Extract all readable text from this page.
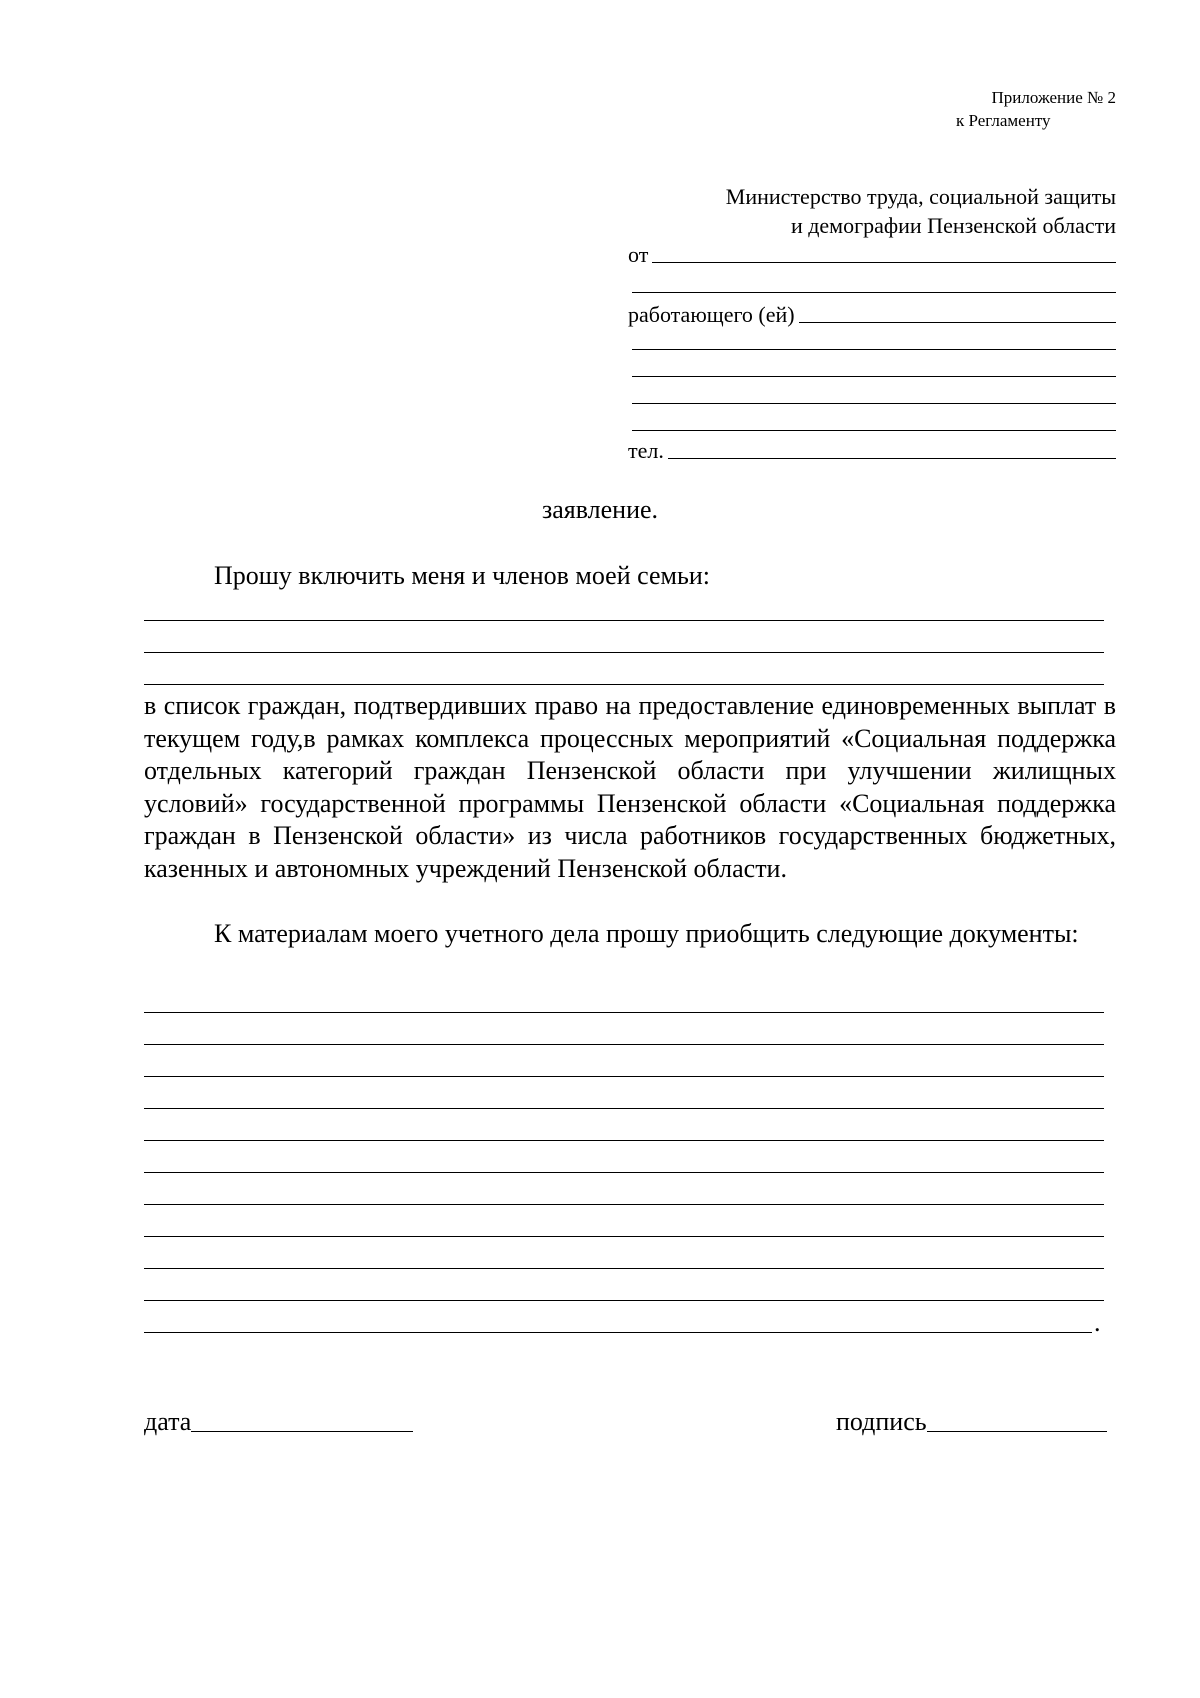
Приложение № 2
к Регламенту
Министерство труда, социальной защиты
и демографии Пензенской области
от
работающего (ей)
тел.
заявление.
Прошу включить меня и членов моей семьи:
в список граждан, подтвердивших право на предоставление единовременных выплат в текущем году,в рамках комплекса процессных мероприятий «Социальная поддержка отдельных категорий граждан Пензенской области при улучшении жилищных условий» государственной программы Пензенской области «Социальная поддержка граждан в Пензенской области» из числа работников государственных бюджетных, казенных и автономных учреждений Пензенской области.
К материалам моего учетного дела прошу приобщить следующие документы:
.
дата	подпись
------
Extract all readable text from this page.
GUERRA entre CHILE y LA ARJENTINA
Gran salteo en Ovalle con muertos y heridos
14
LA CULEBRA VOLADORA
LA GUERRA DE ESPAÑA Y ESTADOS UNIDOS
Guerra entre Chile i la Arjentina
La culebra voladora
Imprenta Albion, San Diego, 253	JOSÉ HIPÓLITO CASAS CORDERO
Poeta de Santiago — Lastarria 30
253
------
* **EXERCISE REQUIREMENTS**
Extract lines where the string "области" occurs.

* **ANSWER TO THIS EXERCISE**
и демографии Пензенской области
в список граждан, подтвердивших право на предоставление единовременных выплат в текущем году,в рамках комплекса процессных мероприятий «Социальная поддержка отдельных категорий граждан Пензенской области при улучшении жилищных условий» государственной программы Пензенской области «Социальная поддержка граждан в Пензенской области» из числа работников государственных бюджетных, казенных и автономных учреждений Пензенской области.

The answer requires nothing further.